━━ Information supplied ━━

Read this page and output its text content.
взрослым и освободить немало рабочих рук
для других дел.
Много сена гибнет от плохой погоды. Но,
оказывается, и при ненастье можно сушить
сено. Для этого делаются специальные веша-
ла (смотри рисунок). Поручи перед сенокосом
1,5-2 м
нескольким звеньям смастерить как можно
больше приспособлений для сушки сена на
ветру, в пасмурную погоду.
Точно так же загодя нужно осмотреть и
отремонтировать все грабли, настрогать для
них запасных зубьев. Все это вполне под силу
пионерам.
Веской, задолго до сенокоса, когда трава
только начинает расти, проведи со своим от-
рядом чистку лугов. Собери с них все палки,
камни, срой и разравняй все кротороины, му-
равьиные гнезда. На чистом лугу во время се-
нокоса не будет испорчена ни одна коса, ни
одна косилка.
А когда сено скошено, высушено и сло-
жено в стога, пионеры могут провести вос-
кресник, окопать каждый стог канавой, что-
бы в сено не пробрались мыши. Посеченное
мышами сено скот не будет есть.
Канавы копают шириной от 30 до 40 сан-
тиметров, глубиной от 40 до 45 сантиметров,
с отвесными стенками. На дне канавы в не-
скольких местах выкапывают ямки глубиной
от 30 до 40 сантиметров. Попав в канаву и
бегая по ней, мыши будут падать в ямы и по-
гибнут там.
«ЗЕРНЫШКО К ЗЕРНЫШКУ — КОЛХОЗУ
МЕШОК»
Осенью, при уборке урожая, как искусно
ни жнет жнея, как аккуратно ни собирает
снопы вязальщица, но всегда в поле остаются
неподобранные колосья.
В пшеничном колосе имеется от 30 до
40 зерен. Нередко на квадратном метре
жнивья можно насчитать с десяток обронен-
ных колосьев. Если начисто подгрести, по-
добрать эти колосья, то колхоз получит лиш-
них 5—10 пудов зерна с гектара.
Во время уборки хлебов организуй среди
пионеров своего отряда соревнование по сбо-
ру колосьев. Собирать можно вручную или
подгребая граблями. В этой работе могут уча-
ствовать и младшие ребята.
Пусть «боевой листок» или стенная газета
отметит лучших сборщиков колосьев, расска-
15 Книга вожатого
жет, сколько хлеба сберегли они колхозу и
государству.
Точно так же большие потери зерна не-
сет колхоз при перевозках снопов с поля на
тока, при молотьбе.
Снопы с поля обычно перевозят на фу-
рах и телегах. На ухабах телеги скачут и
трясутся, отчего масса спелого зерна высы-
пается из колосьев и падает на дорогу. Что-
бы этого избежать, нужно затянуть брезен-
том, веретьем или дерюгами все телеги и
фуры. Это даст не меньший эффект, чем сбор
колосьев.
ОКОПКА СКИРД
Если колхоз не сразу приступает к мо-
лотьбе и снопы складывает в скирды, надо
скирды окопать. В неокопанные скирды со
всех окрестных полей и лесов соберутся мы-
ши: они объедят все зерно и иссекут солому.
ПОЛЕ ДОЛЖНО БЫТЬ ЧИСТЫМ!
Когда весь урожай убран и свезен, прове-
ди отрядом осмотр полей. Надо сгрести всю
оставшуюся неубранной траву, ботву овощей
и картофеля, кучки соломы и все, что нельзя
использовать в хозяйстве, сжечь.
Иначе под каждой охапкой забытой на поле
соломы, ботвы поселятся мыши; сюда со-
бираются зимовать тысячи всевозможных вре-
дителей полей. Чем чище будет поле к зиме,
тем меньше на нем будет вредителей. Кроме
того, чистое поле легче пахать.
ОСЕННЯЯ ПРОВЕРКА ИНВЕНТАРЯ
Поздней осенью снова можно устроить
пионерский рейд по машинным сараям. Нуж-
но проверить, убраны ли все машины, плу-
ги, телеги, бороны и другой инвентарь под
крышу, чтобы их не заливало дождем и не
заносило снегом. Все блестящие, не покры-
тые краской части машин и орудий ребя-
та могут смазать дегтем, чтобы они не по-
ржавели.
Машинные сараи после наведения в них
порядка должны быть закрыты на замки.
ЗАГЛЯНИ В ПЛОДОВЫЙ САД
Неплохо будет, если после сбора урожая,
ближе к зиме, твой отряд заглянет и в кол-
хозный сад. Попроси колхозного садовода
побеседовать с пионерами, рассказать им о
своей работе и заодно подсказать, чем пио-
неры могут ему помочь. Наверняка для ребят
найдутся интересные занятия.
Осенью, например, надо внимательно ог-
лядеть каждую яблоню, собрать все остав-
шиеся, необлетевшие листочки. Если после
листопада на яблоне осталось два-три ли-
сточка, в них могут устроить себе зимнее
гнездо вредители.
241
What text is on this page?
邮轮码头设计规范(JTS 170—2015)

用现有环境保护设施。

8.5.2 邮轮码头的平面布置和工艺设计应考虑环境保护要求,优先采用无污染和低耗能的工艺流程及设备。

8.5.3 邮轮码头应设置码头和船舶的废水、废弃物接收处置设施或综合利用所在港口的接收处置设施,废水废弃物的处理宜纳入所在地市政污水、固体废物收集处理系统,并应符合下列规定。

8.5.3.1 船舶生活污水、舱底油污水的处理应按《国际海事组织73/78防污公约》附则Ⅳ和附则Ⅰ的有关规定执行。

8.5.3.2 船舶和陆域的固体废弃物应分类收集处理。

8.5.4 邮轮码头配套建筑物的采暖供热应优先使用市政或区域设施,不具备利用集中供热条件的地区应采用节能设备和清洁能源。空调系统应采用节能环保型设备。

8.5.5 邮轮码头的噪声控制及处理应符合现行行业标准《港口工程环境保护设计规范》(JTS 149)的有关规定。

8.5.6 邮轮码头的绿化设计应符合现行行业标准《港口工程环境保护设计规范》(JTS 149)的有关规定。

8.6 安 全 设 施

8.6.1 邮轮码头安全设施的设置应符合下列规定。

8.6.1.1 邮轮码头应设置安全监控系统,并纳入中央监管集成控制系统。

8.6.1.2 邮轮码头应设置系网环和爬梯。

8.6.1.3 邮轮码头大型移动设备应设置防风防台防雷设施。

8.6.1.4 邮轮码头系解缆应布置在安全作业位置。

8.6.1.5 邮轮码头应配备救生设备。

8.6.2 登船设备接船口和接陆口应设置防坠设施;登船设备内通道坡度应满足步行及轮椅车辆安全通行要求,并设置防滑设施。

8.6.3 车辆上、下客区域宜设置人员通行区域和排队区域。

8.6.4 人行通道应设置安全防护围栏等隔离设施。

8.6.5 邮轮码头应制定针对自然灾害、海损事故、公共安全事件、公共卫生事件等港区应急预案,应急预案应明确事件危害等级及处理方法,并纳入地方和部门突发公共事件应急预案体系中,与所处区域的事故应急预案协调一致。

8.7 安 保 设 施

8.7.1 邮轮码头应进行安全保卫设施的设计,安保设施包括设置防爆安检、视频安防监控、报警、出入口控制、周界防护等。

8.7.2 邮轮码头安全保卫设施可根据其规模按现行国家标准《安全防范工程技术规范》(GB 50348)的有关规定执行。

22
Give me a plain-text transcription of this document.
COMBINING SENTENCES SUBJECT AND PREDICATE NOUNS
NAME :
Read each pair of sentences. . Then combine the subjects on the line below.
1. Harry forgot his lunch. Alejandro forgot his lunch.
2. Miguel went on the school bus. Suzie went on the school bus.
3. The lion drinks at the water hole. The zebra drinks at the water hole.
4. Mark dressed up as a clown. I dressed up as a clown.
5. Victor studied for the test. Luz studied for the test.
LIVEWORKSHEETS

━━━

### Task instructions
Filter the entries down to the lines with the word "чтобы" in them.

### Output for this task
крышу, чтобы их не заливало дождем и не
та могут смазать дегтем, чтобы они не по-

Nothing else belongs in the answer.